* _Do this_:
Each line below either holds the string "JSON" or doesn't. Count those that do and give only the number.

* _Records supplied_:
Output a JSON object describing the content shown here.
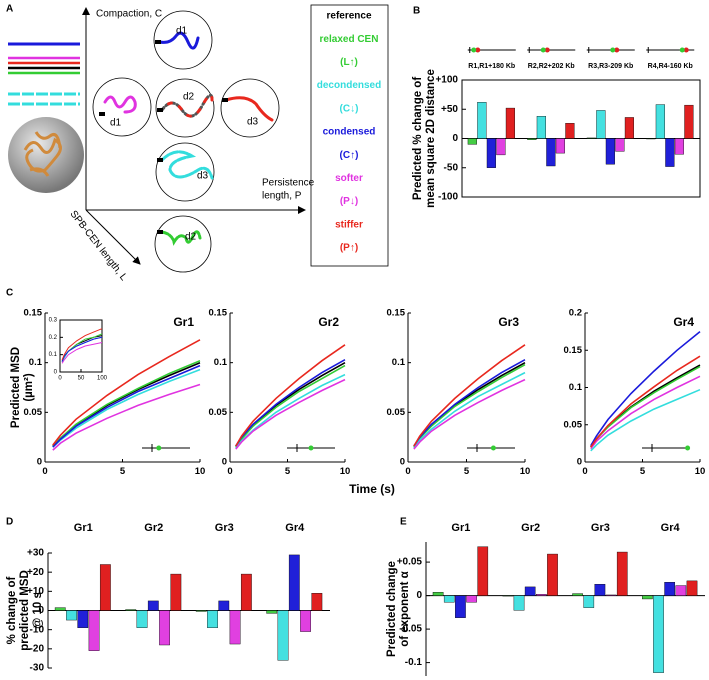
{
  "panels": [
    "A",
    "B",
    "C",
    "D",
    "E"
  ],
  "diagram": {
    "axis_labels": {
      "compaction": "Compaction, C",
      "persistence": [
        "Persistence",
        "length, P"
      ],
      "length": "SPB-CEN length, L"
    },
    "circle_labels": [
      "d1",
      "d1",
      "d2",
      "d3",
      "d3",
      "d2"
    ],
    "legend": [
      {
        "text": "reference",
        "color": "#000000"
      },
      {
        "text": "relaxed CEN",
        "color": "#33cc33"
      },
      {
        "text": "(L↑)",
        "color": "#33cc33"
      },
      {
        "text": "decondensed",
        "color": "#33dddd"
      },
      {
        "text": "(C↓)",
        "color": "#33dddd"
      },
      {
        "text": "condensed",
        "color": "#1a1adb"
      },
      {
        "text": "(C↑)",
        "color": "#1a1adb"
      },
      {
        "text": "softer",
        "color": "#e033e0"
      },
      {
        "text": "(P↓)",
        "color": "#e033e0"
      },
      {
        "text": "stiffer",
        "color": "#e8281e"
      },
      {
        "text": "(P↑)",
        "color": "#e8281e"
      }
    ]
  },
  "chart_data": [
    {
      "type": "bar",
      "box": true,
      "ylabel": [
        "Predicted % change of",
        "mean square 2D distance"
      ],
      "categories": [
        "R1,R1+180 Kb",
        "R2,R2+202 Kb",
        "R3,R3-209 Kb",
        "R4,R4-160 Kb"
      ],
      "ylim": [
        -100,
        100
      ],
      "yticks": [
        {
          "value": 100,
          "label": "+100"
        },
        {
          "value": 50,
          "label": "+50"
        },
        0,
        -50,
        -100
      ],
      "series": [
        {
          "color": "#44cc44",
          "values": [
            -10,
            -2,
            1,
            0
          ]
        },
        {
          "color": "#44e0e0",
          "values": [
            62,
            38,
            48,
            58
          ]
        },
        {
          "color": "#2020d8",
          "values": [
            -50,
            -47,
            -44,
            -48
          ]
        },
        {
          "color": "#e040e0",
          "values": [
            -28,
            -25,
            -22,
            -27
          ]
        },
        {
          "color": "#e02020",
          "values": [
            52,
            26,
            36,
            57
          ]
        }
      ]
    },
    {
      "type": "line",
      "title": "Gr1",
      "ylabel": [
        "Predicted MSD",
        "(µm²)"
      ],
      "xlabel": "Time (s)",
      "x": [
        0.5,
        1,
        2,
        4,
        6,
        8,
        10
      ],
      "xlim": [
        0,
        10
      ],
      "xticks": [
        0,
        5,
        10
      ],
      "ylim": [
        0,
        0.15
      ],
      "yticks": [
        0,
        0.05,
        0.1,
        0.15
      ],
      "series": [
        {
          "color": "#000000",
          "values": [
            0.016,
            0.024,
            0.037,
            0.057,
            0.073,
            0.087,
            0.1
          ]
        },
        {
          "color": "#33cc33",
          "values": [
            0.016,
            0.024,
            0.038,
            0.058,
            0.074,
            0.089,
            0.102
          ]
        },
        {
          "color": "#33dddd",
          "values": [
            0.015,
            0.022,
            0.034,
            0.053,
            0.068,
            0.081,
            0.093
          ]
        },
        {
          "color": "#1a1adb",
          "values": [
            0.015,
            0.023,
            0.036,
            0.055,
            0.071,
            0.084,
            0.097
          ]
        },
        {
          "color": "#e033e0",
          "values": [
            0.012,
            0.019,
            0.029,
            0.044,
            0.057,
            0.068,
            0.078
          ]
        },
        {
          "color": "#e8281e",
          "values": [
            0.017,
            0.027,
            0.043,
            0.067,
            0.088,
            0.106,
            0.123
          ]
        }
      ],
      "inset": {
        "x": [
          5,
          10,
          20,
          40,
          60,
          80,
          100
        ],
        "xlim": [
          0,
          100
        ],
        "xticks": [
          0,
          50,
          100
        ],
        "ylim": [
          0,
          0.3
        ],
        "yticks": [
          0,
          0.1,
          0.2,
          0.3
        ],
        "series": [
          {
            "color": "#000000",
            "values": [
              0.06,
              0.09,
              0.12,
              0.16,
              0.18,
              0.2,
              0.21
            ]
          },
          {
            "color": "#33cc33",
            "values": [
              0.06,
              0.09,
              0.12,
              0.16,
              0.19,
              0.2,
              0.22
            ]
          },
          {
            "color": "#33dddd",
            "values": [
              0.06,
              0.08,
              0.12,
              0.15,
              0.17,
              0.19,
              0.2
            ]
          },
          {
            "color": "#1a1adb",
            "values": [
              0.06,
              0.09,
              0.12,
              0.15,
              0.17,
              0.19,
              0.2
            ]
          },
          {
            "color": "#e033e0",
            "values": [
              0.05,
              0.07,
              0.1,
              0.13,
              0.15,
              0.16,
              0.17
            ]
          },
          {
            "color": "#e8281e",
            "values": [
              0.07,
              0.1,
              0.14,
              0.18,
              0.21,
              0.23,
              0.25
            ]
          }
        ]
      }
    },
    {
      "type": "line",
      "title": "Gr2",
      "x": [
        0.5,
        1,
        2,
        4,
        6,
        8,
        10
      ],
      "xlim": [
        0,
        10
      ],
      "xticks": [
        0,
        5,
        10
      ],
      "ylim": [
        0,
        0.15
      ],
      "yticks": [
        0,
        0.05,
        0.1,
        0.15
      ],
      "series": [
        {
          "color": "#000000",
          "values": [
            0.016,
            0.024,
            0.037,
            0.057,
            0.073,
            0.087,
            0.1
          ]
        },
        {
          "color": "#33cc33",
          "values": [
            0.015,
            0.023,
            0.036,
            0.055,
            0.071,
            0.084,
            0.097
          ]
        },
        {
          "color": "#33dddd",
          "values": [
            0.014,
            0.021,
            0.032,
            0.05,
            0.064,
            0.077,
            0.088
          ]
        },
        {
          "color": "#1a1adb",
          "values": [
            0.016,
            0.025,
            0.038,
            0.058,
            0.075,
            0.09,
            0.103
          ]
        },
        {
          "color": "#e033e0",
          "values": [
            0.013,
            0.02,
            0.031,
            0.047,
            0.06,
            0.072,
            0.083
          ]
        },
        {
          "color": "#e8281e",
          "values": [
            0.016,
            0.026,
            0.041,
            0.064,
            0.084,
            0.102,
            0.118
          ]
        }
      ]
    },
    {
      "type": "line",
      "title": "Gr3",
      "x": [
        0.5,
        1,
        2,
        4,
        6,
        8,
        10
      ],
      "xlim": [
        0,
        10
      ],
      "xticks": [
        0,
        5,
        10
      ],
      "ylim": [
        0,
        0.15
      ],
      "yticks": [
        0,
        0.05,
        0.1,
        0.15
      ],
      "series": [
        {
          "color": "#000000",
          "values": [
            0.016,
            0.024,
            0.037,
            0.057,
            0.073,
            0.087,
            0.1
          ]
        },
        {
          "color": "#33cc33",
          "values": [
            0.015,
            0.024,
            0.036,
            0.056,
            0.071,
            0.085,
            0.098
          ]
        },
        {
          "color": "#33dddd",
          "values": [
            0.014,
            0.022,
            0.033,
            0.051,
            0.066,
            0.078,
            0.09
          ]
        },
        {
          "color": "#1a1adb",
          "values": [
            0.016,
            0.025,
            0.038,
            0.058,
            0.075,
            0.09,
            0.103
          ]
        },
        {
          "color": "#e033e0",
          "values": [
            0.013,
            0.02,
            0.031,
            0.047,
            0.06,
            0.072,
            0.083
          ]
        },
        {
          "color": "#e8281e",
          "values": [
            0.016,
            0.026,
            0.041,
            0.064,
            0.084,
            0.102,
            0.118
          ]
        }
      ]
    },
    {
      "type": "line",
      "title": "Gr4",
      "x": [
        0.5,
        1,
        2,
        4,
        6,
        8,
        10
      ],
      "xlim": [
        0,
        10
      ],
      "xticks": [
        0,
        5,
        10
      ],
      "ylim": [
        0,
        0.2
      ],
      "yticks": [
        0,
        0.05,
        0.1,
        0.15,
        0.2
      ],
      "series": [
        {
          "color": "#000000",
          "values": [
            0.02,
            0.031,
            0.048,
            0.074,
            0.095,
            0.113,
            0.13
          ]
        },
        {
          "color": "#33cc33",
          "values": [
            0.02,
            0.031,
            0.047,
            0.073,
            0.093,
            0.111,
            0.128
          ]
        },
        {
          "color": "#33dddd",
          "values": [
            0.015,
            0.023,
            0.036,
            0.055,
            0.071,
            0.084,
            0.097
          ]
        },
        {
          "color": "#1a1adb",
          "values": [
            0.022,
            0.035,
            0.057,
            0.092,
            0.122,
            0.15,
            0.175
          ]
        },
        {
          "color": "#e033e0",
          "values": [
            0.018,
            0.028,
            0.042,
            0.065,
            0.084,
            0.1,
            0.115
          ]
        },
        {
          "color": "#e8281e",
          "values": [
            0.02,
            0.031,
            0.049,
            0.078,
            0.101,
            0.123,
            0.142
          ]
        }
      ]
    },
    {
      "type": "bar",
      "ylabel": [
        "% change of",
        "predicted MSD",
        "@ 10 s"
      ],
      "categories": [
        "Gr1",
        "Gr2",
        "Gr3",
        "Gr4"
      ],
      "ylim": [
        -30,
        30
      ],
      "yticks": [
        {
          "value": 30,
          "label": "+30"
        },
        {
          "value": 20,
          "label": "+20"
        },
        {
          "value": 10,
          "label": "+10"
        },
        0,
        -10,
        -20,
        -30
      ],
      "series": [
        {
          "color": "#44cc44",
          "values": [
            1.5,
            0.5,
            -0.5,
            -1.5
          ]
        },
        {
          "color": "#44e0e0",
          "values": [
            -5,
            -9,
            -9,
            -26
          ]
        },
        {
          "color": "#2020d8",
          "values": [
            -9,
            5,
            5,
            29
          ]
        },
        {
          "color": "#e040e0",
          "values": [
            -21,
            -18,
            -17.5,
            -11
          ]
        },
        {
          "color": "#e02020",
          "values": [
            24,
            19,
            19,
            9
          ]
        }
      ]
    },
    {
      "type": "bar",
      "ylabel": [
        "Predicted change",
        "of exponent α"
      ],
      "categories": [
        "Gr1",
        "Gr2",
        "Gr3",
        "Gr4"
      ],
      "ylim": [
        -0.12,
        0.08
      ],
      "yticks": [
        {
          "value": 0.05,
          "label": "+0.05"
        },
        0,
        -0.05,
        -0.1
      ],
      "series": [
        {
          "color": "#44cc44",
          "values": [
            0.005,
            0,
            0.003,
            -0.005
          ]
        },
        {
          "color": "#44e0e0",
          "values": [
            -0.01,
            -0.022,
            -0.018,
            -0.115
          ]
        },
        {
          "color": "#2020d8",
          "values": [
            -0.033,
            0.013,
            0.017,
            0.02
          ]
        },
        {
          "color": "#e040e0",
          "values": [
            -0.01,
            0.002,
            0.001,
            0.015
          ]
        },
        {
          "color": "#e02020",
          "values": [
            0.073,
            0.062,
            0.065,
            0.022
          ]
        }
      ]
    }
  ]
}
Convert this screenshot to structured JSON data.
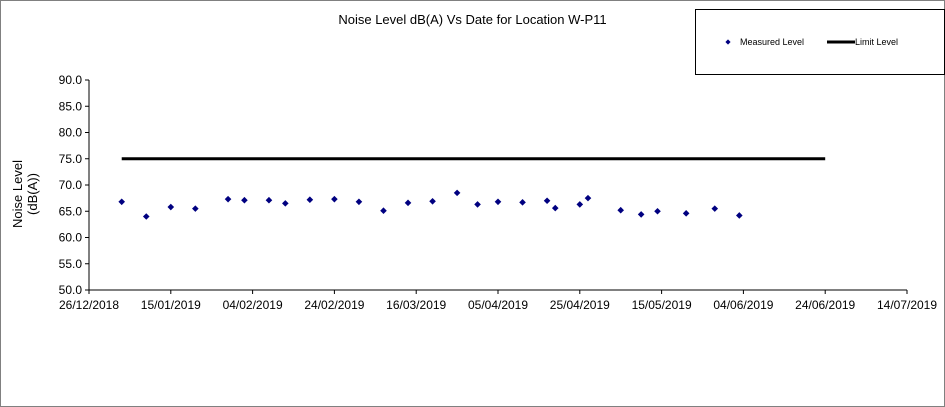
{
  "chart_data": {
    "type": "scatter",
    "title": "Noise Level dB(A) Vs Date for Location W-P11",
    "xlabel": "",
    "ylabel_lines": [
      "Noise Level",
      "(dB(A))"
    ],
    "ylim": [
      50,
      90
    ],
    "yticks": [
      "50.0",
      "55.0",
      "60.0",
      "65.0",
      "70.0",
      "75.0",
      "80.0",
      "85.0",
      "90.0"
    ],
    "xlim": [
      "2018-12-26",
      "2019-07-14"
    ],
    "xticks": [
      "26/12/2018",
      "15/01/2019",
      "04/02/2019",
      "24/02/2019",
      "16/03/2019",
      "05/04/2019",
      "25/04/2019",
      "15/05/2019",
      "04/06/2019",
      "24/06/2019",
      "14/07/2019"
    ],
    "grid": false,
    "legend_position": "top-right",
    "series": [
      {
        "name": "Measured Level",
        "marker": "diamond",
        "color": "#000080",
        "points": [
          {
            "x": "2019-01-03",
            "y": 66.8
          },
          {
            "x": "2019-01-09",
            "y": 64.0
          },
          {
            "x": "2019-01-15",
            "y": 65.8
          },
          {
            "x": "2019-01-21",
            "y": 65.5
          },
          {
            "x": "2019-01-29",
            "y": 67.3
          },
          {
            "x": "2019-02-02",
            "y": 67.1
          },
          {
            "x": "2019-02-08",
            "y": 67.1
          },
          {
            "x": "2019-02-12",
            "y": 66.5
          },
          {
            "x": "2019-02-18",
            "y": 67.2
          },
          {
            "x": "2019-02-24",
            "y": 67.3
          },
          {
            "x": "2019-03-02",
            "y": 66.8
          },
          {
            "x": "2019-03-08",
            "y": 65.1
          },
          {
            "x": "2019-03-14",
            "y": 66.6
          },
          {
            "x": "2019-03-20",
            "y": 66.9
          },
          {
            "x": "2019-03-26",
            "y": 68.5
          },
          {
            "x": "2019-03-31",
            "y": 66.3
          },
          {
            "x": "2019-04-05",
            "y": 66.8
          },
          {
            "x": "2019-04-11",
            "y": 66.7
          },
          {
            "x": "2019-04-17",
            "y": 67.0
          },
          {
            "x": "2019-04-19",
            "y": 65.6
          },
          {
            "x": "2019-04-25",
            "y": 66.3
          },
          {
            "x": "2019-04-27",
            "y": 67.5
          },
          {
            "x": "2019-05-05",
            "y": 65.2
          },
          {
            "x": "2019-05-10",
            "y": 64.4
          },
          {
            "x": "2019-05-14",
            "y": 65.0
          },
          {
            "x": "2019-05-21",
            "y": 64.6
          },
          {
            "x": "2019-05-28",
            "y": 65.5
          },
          {
            "x": "2019-06-03",
            "y": 64.2
          }
        ]
      },
      {
        "name": "Limit Level",
        "type": "line",
        "color": "#000000",
        "points": [
          {
            "x": "2019-01-03",
            "y": 75.0
          },
          {
            "x": "2019-06-24",
            "y": 75.0
          }
        ]
      }
    ]
  }
}
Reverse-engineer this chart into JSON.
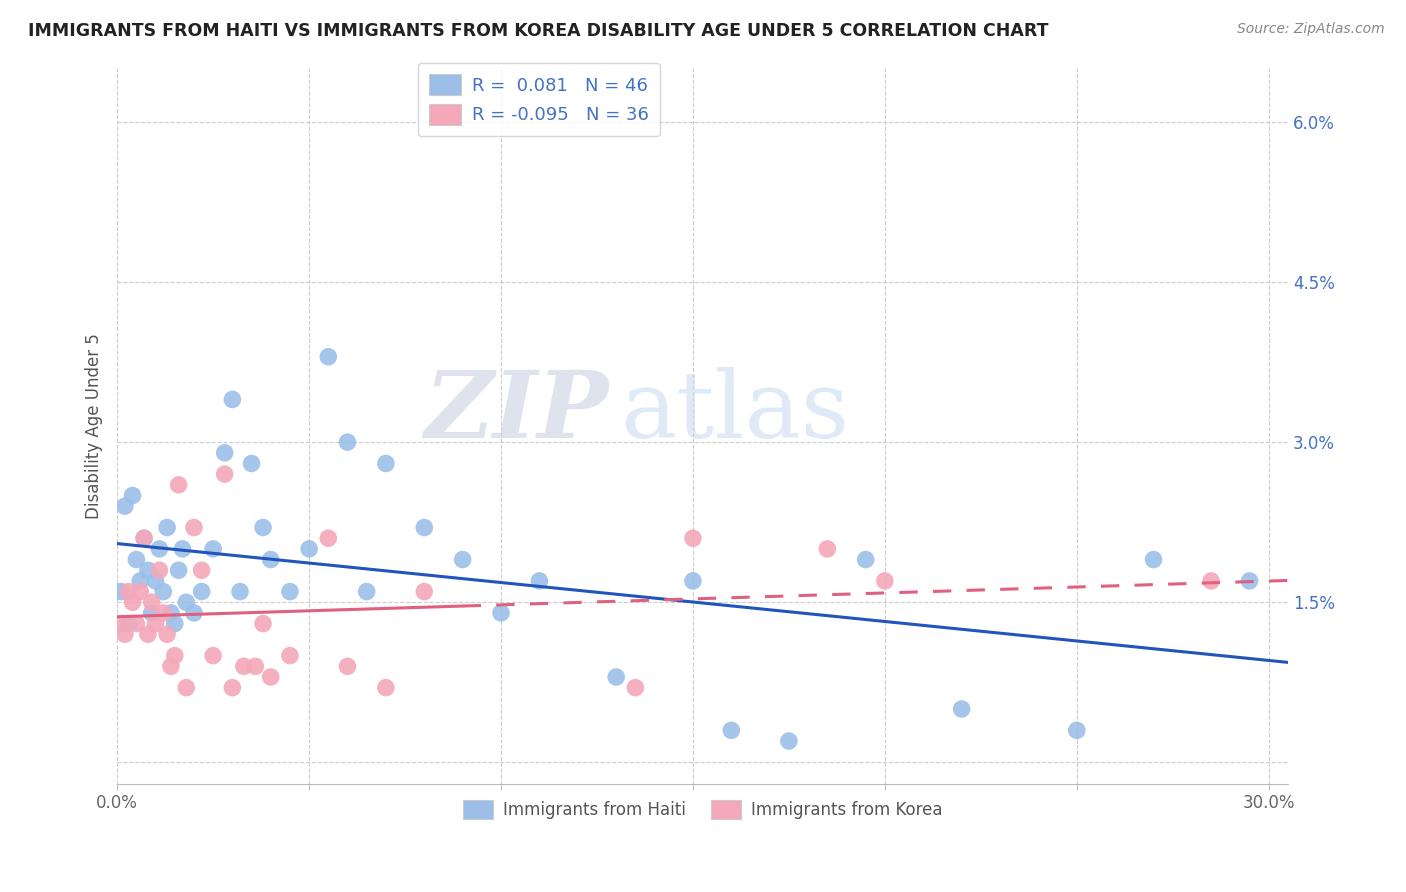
{
  "title": "IMMIGRANTS FROM HAITI VS IMMIGRANTS FROM KOREA DISABILITY AGE UNDER 5 CORRELATION CHART",
  "source": "Source: ZipAtlas.com",
  "ylabel": "Disability Age Under 5",
  "xlim": [
    0.0,
    0.305
  ],
  "ylim": [
    -0.002,
    0.065
  ],
  "xtick_vals": [
    0.0,
    0.05,
    0.1,
    0.15,
    0.2,
    0.25,
    0.3
  ],
  "xtick_labels": [
    "0.0%",
    "",
    "",
    "",
    "",
    "",
    "30.0%"
  ],
  "ytick_vals": [
    0.015,
    0.03,
    0.045,
    0.06
  ],
  "ytick_labels": [
    "1.5%",
    "3.0%",
    "4.5%",
    "6.0%"
  ],
  "haiti_R": 0.081,
  "haiti_N": 46,
  "korea_R": -0.095,
  "korea_N": 36,
  "haiti_color": "#9BBFE8",
  "korea_color": "#F4A8BA",
  "haiti_line_color": "#2255BB",
  "korea_line_color": "#E06080",
  "legend_haiti": "Immigrants from Haiti",
  "legend_korea": "Immigrants from Korea",
  "watermark_zip": "ZIP",
  "watermark_atlas": "atlas",
  "haiti_x": [
    0.001,
    0.002,
    0.003,
    0.004,
    0.005,
    0.006,
    0.007,
    0.008,
    0.009,
    0.01,
    0.011,
    0.012,
    0.013,
    0.014,
    0.015,
    0.016,
    0.017,
    0.018,
    0.02,
    0.022,
    0.025,
    0.028,
    0.03,
    0.032,
    0.035,
    0.038,
    0.04,
    0.045,
    0.05,
    0.055,
    0.06,
    0.065,
    0.07,
    0.08,
    0.09,
    0.1,
    0.11,
    0.13,
    0.15,
    0.16,
    0.175,
    0.195,
    0.22,
    0.25,
    0.27,
    0.295
  ],
  "haiti_y": [
    0.016,
    0.024,
    0.013,
    0.025,
    0.019,
    0.017,
    0.021,
    0.018,
    0.014,
    0.017,
    0.02,
    0.016,
    0.022,
    0.014,
    0.013,
    0.018,
    0.02,
    0.015,
    0.014,
    0.016,
    0.02,
    0.029,
    0.034,
    0.016,
    0.028,
    0.022,
    0.019,
    0.016,
    0.02,
    0.038,
    0.03,
    0.016,
    0.028,
    0.022,
    0.019,
    0.014,
    0.017,
    0.008,
    0.017,
    0.003,
    0.002,
    0.019,
    0.005,
    0.003,
    0.019,
    0.017
  ],
  "korea_x": [
    0.001,
    0.002,
    0.003,
    0.004,
    0.005,
    0.006,
    0.007,
    0.008,
    0.009,
    0.01,
    0.011,
    0.012,
    0.013,
    0.014,
    0.015,
    0.016,
    0.018,
    0.02,
    0.022,
    0.025,
    0.028,
    0.03,
    0.033,
    0.036,
    0.038,
    0.04,
    0.045,
    0.055,
    0.06,
    0.07,
    0.08,
    0.135,
    0.15,
    0.185,
    0.2,
    0.285
  ],
  "korea_y": [
    0.013,
    0.012,
    0.016,
    0.015,
    0.013,
    0.016,
    0.021,
    0.012,
    0.015,
    0.013,
    0.018,
    0.014,
    0.012,
    0.009,
    0.01,
    0.026,
    0.007,
    0.022,
    0.018,
    0.01,
    0.027,
    0.007,
    0.009,
    0.009,
    0.013,
    0.008,
    0.01,
    0.021,
    0.009,
    0.007,
    0.016,
    0.007,
    0.021,
    0.02,
    0.017,
    0.017
  ]
}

* _Right answer_:
3